## Items from a data source
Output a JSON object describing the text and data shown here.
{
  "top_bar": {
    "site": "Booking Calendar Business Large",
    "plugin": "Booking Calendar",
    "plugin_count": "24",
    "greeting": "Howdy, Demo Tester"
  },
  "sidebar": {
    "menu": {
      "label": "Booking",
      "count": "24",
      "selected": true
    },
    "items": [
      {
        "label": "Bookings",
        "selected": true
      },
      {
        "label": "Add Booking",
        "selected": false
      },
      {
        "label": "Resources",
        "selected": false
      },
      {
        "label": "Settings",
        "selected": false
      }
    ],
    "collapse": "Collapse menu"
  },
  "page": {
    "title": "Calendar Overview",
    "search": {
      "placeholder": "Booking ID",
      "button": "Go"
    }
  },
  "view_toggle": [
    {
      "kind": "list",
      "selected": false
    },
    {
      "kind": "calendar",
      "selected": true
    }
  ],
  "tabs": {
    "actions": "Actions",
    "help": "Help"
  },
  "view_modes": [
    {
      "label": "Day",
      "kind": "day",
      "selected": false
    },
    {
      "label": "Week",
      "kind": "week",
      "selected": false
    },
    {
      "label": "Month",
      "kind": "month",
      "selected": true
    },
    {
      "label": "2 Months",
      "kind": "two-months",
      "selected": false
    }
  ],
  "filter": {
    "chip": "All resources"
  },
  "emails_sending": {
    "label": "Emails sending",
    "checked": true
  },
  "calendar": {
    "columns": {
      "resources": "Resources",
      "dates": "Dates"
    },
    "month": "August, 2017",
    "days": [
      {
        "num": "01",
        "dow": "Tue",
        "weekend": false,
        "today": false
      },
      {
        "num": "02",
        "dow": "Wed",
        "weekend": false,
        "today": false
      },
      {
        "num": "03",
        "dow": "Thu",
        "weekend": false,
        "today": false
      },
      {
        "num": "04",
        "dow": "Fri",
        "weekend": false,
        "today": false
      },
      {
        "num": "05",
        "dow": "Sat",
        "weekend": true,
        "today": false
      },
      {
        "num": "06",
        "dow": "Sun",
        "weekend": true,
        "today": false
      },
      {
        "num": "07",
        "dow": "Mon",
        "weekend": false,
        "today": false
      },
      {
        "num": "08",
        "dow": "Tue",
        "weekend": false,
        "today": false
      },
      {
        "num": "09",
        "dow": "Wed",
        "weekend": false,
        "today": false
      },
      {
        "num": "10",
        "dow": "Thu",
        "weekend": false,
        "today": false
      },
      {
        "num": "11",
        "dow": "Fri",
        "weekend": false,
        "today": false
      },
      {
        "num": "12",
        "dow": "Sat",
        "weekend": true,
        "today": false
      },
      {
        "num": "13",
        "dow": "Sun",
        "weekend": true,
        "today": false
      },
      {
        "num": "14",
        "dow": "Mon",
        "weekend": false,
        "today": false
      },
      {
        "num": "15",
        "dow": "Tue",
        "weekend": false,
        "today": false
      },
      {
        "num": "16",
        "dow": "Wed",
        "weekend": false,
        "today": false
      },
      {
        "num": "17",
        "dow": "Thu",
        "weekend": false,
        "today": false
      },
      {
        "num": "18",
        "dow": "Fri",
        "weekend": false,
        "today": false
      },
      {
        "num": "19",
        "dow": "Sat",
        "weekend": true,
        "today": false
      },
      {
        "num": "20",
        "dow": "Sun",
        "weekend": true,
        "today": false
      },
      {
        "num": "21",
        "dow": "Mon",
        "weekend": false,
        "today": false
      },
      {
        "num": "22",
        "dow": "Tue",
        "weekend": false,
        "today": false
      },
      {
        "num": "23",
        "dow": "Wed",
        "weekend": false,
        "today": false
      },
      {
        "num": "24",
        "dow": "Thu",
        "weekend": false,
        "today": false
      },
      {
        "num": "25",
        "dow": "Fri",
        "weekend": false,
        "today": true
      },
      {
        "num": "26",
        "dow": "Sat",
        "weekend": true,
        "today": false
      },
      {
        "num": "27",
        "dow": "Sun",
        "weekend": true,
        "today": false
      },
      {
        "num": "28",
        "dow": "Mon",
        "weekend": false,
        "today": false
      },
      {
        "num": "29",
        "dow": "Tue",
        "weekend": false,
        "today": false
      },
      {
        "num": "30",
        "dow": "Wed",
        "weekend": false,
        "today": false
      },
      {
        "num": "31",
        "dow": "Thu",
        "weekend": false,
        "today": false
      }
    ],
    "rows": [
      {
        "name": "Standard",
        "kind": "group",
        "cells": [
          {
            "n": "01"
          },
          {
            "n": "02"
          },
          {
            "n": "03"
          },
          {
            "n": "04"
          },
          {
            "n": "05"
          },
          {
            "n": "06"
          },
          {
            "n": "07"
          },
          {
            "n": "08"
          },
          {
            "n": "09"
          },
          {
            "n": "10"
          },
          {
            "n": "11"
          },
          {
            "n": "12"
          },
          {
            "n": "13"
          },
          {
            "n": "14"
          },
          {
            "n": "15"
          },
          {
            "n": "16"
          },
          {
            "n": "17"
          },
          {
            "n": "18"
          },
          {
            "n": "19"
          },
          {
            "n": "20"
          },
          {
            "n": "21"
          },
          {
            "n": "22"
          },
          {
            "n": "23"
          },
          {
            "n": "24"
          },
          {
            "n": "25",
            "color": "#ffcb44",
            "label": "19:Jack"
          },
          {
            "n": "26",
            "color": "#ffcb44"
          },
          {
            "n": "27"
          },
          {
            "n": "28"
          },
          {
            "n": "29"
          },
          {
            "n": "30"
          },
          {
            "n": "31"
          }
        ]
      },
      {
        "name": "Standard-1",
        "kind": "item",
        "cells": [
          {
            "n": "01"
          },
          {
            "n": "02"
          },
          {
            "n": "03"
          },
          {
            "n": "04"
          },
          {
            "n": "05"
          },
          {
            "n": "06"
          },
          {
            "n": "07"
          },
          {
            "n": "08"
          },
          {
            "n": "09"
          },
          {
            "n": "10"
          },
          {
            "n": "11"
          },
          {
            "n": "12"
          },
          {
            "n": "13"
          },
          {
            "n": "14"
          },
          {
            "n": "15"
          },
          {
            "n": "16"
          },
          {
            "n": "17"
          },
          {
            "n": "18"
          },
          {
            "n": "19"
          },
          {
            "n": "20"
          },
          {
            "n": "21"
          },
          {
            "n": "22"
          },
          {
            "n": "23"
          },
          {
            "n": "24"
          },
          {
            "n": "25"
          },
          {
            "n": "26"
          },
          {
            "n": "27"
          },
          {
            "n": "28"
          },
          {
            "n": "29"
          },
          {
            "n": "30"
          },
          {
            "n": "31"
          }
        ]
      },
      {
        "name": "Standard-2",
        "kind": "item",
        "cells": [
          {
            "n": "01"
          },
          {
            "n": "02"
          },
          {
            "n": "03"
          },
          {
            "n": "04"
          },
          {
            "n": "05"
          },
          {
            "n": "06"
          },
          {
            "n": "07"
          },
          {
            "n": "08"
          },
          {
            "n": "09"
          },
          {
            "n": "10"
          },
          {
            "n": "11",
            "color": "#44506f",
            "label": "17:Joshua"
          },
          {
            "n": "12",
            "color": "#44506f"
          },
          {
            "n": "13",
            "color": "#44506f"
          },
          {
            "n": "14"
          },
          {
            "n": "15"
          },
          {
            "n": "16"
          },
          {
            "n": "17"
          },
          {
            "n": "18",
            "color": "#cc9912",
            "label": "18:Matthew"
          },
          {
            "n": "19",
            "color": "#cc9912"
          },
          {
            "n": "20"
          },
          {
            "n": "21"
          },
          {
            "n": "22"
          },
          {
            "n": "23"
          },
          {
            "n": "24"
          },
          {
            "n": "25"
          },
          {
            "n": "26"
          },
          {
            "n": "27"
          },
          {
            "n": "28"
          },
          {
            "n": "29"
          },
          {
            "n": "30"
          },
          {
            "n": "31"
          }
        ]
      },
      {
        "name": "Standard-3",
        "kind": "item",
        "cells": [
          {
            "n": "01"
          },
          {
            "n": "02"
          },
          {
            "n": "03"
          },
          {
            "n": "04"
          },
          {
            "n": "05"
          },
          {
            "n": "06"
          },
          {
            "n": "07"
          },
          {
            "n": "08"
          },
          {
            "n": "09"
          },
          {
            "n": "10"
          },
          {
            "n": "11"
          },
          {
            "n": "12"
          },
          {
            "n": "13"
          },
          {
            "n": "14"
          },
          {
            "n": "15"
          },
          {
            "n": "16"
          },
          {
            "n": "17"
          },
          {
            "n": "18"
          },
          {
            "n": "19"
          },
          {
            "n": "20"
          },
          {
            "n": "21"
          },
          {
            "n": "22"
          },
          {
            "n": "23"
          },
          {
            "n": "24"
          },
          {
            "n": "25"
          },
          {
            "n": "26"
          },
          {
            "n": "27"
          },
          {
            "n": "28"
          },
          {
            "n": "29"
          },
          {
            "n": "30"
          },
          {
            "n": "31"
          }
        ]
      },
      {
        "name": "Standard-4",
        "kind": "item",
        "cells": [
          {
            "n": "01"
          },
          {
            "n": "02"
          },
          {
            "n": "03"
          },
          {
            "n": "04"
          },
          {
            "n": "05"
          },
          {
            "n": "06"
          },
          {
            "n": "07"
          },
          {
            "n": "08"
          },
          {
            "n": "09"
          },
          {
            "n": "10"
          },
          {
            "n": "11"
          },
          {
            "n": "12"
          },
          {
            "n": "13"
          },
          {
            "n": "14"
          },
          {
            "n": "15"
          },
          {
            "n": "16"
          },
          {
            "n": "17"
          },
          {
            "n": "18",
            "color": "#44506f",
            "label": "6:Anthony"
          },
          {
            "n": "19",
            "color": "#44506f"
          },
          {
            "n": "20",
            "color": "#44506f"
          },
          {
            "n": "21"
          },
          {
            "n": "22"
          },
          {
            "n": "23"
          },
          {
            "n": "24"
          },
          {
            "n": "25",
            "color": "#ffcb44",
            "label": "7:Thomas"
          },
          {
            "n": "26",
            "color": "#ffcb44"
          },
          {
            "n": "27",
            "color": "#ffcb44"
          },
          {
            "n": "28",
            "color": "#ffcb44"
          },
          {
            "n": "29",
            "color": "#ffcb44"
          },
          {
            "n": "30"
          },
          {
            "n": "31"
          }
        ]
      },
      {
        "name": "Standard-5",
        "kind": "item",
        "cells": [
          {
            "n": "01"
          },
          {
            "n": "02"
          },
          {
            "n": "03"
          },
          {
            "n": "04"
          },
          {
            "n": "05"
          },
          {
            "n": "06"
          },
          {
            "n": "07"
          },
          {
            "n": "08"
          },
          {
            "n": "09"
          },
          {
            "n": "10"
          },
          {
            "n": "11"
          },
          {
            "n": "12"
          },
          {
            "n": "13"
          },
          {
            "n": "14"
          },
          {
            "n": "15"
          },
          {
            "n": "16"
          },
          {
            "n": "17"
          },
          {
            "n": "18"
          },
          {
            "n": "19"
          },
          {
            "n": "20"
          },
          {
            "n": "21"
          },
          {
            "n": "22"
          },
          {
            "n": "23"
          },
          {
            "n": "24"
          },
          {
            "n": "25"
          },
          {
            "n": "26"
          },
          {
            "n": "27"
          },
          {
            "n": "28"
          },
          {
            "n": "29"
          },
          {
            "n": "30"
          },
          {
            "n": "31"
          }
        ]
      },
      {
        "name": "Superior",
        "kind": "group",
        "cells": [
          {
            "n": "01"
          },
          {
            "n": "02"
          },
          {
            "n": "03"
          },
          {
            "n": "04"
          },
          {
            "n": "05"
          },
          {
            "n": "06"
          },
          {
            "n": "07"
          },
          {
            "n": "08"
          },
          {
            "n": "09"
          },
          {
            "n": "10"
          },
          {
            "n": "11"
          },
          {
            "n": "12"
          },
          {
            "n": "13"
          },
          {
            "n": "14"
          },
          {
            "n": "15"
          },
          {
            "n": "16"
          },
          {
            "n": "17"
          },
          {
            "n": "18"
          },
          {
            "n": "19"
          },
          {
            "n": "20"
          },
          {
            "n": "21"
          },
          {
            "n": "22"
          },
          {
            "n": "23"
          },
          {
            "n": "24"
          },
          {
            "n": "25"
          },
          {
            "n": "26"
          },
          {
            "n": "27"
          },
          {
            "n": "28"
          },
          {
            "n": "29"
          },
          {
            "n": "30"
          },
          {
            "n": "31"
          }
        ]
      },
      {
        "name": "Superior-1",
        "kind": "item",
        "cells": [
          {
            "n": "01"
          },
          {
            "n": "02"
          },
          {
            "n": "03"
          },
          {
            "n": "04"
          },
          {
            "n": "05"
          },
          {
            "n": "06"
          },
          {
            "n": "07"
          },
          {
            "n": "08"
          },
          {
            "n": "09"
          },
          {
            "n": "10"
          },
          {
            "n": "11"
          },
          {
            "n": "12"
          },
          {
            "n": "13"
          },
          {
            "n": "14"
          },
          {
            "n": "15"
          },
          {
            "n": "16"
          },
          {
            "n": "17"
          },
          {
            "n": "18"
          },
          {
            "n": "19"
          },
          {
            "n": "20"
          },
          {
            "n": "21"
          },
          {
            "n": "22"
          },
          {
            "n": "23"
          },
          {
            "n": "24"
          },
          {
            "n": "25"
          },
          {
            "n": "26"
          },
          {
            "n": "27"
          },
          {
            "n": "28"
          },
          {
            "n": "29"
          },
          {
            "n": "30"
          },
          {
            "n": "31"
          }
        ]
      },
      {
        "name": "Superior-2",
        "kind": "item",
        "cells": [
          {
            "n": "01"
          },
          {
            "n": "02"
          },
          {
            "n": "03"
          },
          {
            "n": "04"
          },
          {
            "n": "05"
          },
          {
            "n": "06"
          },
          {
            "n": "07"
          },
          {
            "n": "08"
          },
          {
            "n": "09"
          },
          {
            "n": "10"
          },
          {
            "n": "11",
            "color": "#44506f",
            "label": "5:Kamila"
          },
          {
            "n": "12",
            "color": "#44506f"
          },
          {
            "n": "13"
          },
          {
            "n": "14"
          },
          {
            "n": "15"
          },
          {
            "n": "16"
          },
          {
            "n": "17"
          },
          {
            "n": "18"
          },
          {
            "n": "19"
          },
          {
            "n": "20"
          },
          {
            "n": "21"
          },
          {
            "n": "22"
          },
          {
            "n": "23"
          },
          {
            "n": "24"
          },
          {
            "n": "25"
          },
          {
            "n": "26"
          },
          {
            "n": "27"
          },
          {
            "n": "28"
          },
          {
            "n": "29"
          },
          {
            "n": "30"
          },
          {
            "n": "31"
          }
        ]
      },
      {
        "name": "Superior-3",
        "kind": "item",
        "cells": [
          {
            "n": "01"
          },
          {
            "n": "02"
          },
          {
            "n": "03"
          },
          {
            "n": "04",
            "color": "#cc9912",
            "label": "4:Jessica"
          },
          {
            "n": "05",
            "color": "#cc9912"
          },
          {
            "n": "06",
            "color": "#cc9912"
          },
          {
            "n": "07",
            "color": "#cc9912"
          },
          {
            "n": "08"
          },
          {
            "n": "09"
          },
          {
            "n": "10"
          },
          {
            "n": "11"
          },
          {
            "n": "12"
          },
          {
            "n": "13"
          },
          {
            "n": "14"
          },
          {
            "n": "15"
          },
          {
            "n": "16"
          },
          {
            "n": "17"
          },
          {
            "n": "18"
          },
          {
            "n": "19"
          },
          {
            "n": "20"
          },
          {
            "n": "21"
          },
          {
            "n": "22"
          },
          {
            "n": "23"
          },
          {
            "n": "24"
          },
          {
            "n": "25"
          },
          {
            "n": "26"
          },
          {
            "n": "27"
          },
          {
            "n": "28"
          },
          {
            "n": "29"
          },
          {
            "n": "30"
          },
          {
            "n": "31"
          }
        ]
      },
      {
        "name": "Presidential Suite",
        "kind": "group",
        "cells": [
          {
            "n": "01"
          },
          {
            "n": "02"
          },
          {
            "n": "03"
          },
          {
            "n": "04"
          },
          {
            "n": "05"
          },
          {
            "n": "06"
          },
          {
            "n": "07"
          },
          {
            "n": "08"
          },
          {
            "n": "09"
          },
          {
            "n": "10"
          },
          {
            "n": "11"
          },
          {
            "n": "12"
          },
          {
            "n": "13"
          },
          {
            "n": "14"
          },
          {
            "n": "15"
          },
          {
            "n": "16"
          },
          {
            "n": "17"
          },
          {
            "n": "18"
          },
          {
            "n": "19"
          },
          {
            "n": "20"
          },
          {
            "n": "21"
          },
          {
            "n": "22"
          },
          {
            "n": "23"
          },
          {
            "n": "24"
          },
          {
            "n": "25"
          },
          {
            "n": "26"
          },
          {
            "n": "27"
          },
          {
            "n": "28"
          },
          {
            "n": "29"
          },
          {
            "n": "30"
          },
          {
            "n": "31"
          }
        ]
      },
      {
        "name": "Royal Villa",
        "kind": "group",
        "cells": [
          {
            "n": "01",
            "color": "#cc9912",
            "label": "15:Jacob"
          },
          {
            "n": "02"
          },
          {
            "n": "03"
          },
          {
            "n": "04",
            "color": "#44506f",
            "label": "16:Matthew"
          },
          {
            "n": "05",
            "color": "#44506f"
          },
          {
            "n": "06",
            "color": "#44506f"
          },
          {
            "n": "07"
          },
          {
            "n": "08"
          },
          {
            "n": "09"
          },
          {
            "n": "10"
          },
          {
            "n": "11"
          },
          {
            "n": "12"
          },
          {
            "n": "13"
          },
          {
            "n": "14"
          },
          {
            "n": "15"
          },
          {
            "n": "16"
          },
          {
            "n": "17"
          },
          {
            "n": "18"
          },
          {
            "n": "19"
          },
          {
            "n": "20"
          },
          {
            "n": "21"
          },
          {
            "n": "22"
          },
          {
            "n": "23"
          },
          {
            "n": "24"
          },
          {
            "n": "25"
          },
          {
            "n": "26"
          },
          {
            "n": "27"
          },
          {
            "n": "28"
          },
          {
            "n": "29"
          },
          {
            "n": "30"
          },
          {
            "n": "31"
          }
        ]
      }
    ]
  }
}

## DIRECTIONS
Report the number of lines that contain "Superior", with no other words.

## TASK RESULT
4